TEKS YANG DIBERIKAN |
=-=-=

Sayangnya, dengan kebohongan itu, masyarakat juga tidak mampu ber­buat banyak. Kalau pun ada yang meng­kritisi, pemerintah bergeming dan ti­dak menggubrisnya. Di masa kepe­mim­pinan SBY-JK kebijakan-kebijakan yang tidak pro rakyat terus bergulir. Be­gitu mudahnya pemerintah mengelu­arkan kebijakkan-kebijakan itu. Tidak sa­tupun masyarakat yang dapat membendung, bahkan DPR sekalipun. Kebijakan impor beras lebih mem­perlihatkan betapa pemerintahan SBY-JK memiliki kekuatan luar biasa, sebaliknya menunjukkan ketidak­berdayaan DPR. Hak angket impor beras yang diusulkan DPR kandas. Penolakan dari masyarakat juga tidak digubris.
Baru-baru ini kembali diributkan dengan rencana pemerintah yang akan menaikkan Tarif Dasar Listrik (TDL). Ke­naikan TDL menurut analisis Kamar Dagang dan Industri (Kadin) akan mem­buat banyak perusahaan yang gulung tikar. Akan banyak perusahaan yang belum mampu mengatasi masa­lah akibat kenaikan BBM, ambruk. Bebe­rapa pengusaha misalnya saja Sof­yan Wanandi, serta Ketua Kadin MS Hidayat, secara tegas menolak rencana kenaikan TDL ini.
Ada satu kecenderungan yang se­harusnya ini tidak boleh terjadi, antara satu BUMN dengan BUMN lainnya yang seharusnya saling sinergis ternyata saling mematikan. Kenaikan TDL de­ngan alasan BBM naik, setelah itu BUMN lain­nya, juga demikian. Padahal Indo­nesia punya gas, minyak bumi, dan sum­ber daya lainnya.
“Kemungkinan besar TDL tetap di­naikkan. DPR RI, apalagi DPRD sudah tak bisa lagi diharapkan. Tampaknya me­reka lebih senang rakyat yang memilih mereka saat pemilu hidup men­derita,” kata Suhud.
Asmaniar, Anggota DPRD Kaliman­tan Barat dari Fraksi Partai Amanat Na­sional (PAN) tidak menyangkal bahwa banyak kebijakan pemerintah yang justru memperburuk kondisi masya­rakat. DPRD sendiri diakuinya saat ini tidak bisa berbuat banyak dalam mengontrol kebijakan pemerintah Pusat karena memang ada kebijakan-kebijakan pemerintah yang diputuskan tanpa harus meminta persetujuan dari DPR.

=-=-=

(Catatan Tersimpan)

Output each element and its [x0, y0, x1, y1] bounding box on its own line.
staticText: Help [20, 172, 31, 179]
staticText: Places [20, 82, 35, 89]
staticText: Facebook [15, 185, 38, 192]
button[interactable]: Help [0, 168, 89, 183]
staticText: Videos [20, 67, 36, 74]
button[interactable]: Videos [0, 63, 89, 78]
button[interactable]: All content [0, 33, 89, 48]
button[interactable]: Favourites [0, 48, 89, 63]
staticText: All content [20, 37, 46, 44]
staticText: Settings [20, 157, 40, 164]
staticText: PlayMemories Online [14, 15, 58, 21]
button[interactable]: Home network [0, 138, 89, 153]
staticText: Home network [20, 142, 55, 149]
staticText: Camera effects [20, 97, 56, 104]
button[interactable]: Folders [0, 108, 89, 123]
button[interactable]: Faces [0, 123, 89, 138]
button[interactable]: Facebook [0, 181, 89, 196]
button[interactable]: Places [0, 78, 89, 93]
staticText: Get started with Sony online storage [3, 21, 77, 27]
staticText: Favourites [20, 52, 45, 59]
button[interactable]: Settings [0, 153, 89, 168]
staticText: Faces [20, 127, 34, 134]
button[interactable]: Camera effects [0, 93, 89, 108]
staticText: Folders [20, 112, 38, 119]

=-=-=

DAFTAR TUGAS |
a - Tuliskan kembali baris-baris entri dari baris paling awal hingga baris yang memuat "staticText: Get started", termasuk baris itu, dengan menukar "Places" menjadi "Locations" tanpa mengubah hal lain.
b - Perpanjang teks tentang kebijakan pemerintahan SBY-JK dengan melanjutkannya setelah kalimat terakhir yang tercantum.
Teks dan entri di halaman ini tidak saling berhubungan.

HASIL TUGAS |
a -
Output each element and its [x0, y0, x1, y1] bounding box on its own line.
staticText: Help [20, 172, 31, 179]
staticText: Locations [20, 82, 35, 89]
staticText: Facebook [15, 185, 38, 192]
button[interactable]: Help [0, 168, 89, 183]
staticText: Videos [20, 67, 36, 74]
button[interactable]: Videos [0, 63, 89, 78]
button[interactable]: All content [0, 33, 89, 48]
button[interactable]: Favourites [0, 48, 89, 63]
staticText: All content [20, 37, 46, 44]
staticText: Settings [20, 157, 40, 164]
staticText: PlayMemories Online [14, 15, 58, 21]
button[interactable]: Home network [0, 138, 89, 153]
staticText: Home network [20, 142, 55, 149]
staticText: Camera effects [20, 97, 56, 104]
button[interactable]: Folders [0, 108, 89, 123]
button[interactable]: Faces [0, 123, 89, 138]
button[interactable]: Facebook [0, 181, 89, 196]
button[interactable]: Locations [0, 78, 89, 93]
staticText: Get started with Sony online storage [3, 21, 77, 27]

b -
“Seluruh masyarakat Kalbar pun misalnya berdemo menolak suatu kebijakan, paling DPRD hanya melan­jutkan tuntutan itu untuk disampaikan ke pusat. Namun di sini DPRD tidak bisa mengambil keputusan yang signifikan,” jelasnya.
Asmaniar mengakui kebijakan BBM beberapa waktu lalu membuat kehidu­pan masyarakat semakin bertambah susah. “Saya akhir-akhir ini turun ke lapangan, saya melihat multiflier effect (dampak lain yang mengikutinya-red) itu begitu dahsyat, saya kira kebijakan pemerintah bukannya memberantas kemiskinan, tetapi memberantas orang miskin,” jelasnya.
“Saya ngeri membayangkan bila nantinya pemerintah jadi menaikkan tarif dasar listrik. Sekarang saja Kalbar masuk dalam urutan daerah miskin di Indonesia. Bila nantinya TDL jadi di­naikkan, dengan kondisi yang ada se­per­ti ini bisa jadi suatu saat akan ada generasi yang hilang,” tuturnya.
Kalbar sendiri telah mendapat dua musibah besar, pertama kenyataannya banyaknya PHK perusahaan kayu. Dengan tutupnya banyak perusahan kayu, ribuan pekerjanya terpaksa dirumahkan. “Ke mana mereka setelah itu. Saya kira mereka akan kesulitan untuk mendapatkan pekerjaan yang baru, karena lapangan pekerjaan semakin sempit.”
Belum selesai masalah itu, kemu­dian pemerintah menaikkan harga BBM. Itu membuat penderitaan mereka semakin bertambah. Sementara itu, upaya agar rakyat tidak bergejolak dan bisa tutup mulut menerima kebijakan pemerintah ini, maka diberilah bantuan langsung tunai (BLT). “Inikan bentuk penyuapan negara terhadap rak­yat­nya,” kata Asmaniar.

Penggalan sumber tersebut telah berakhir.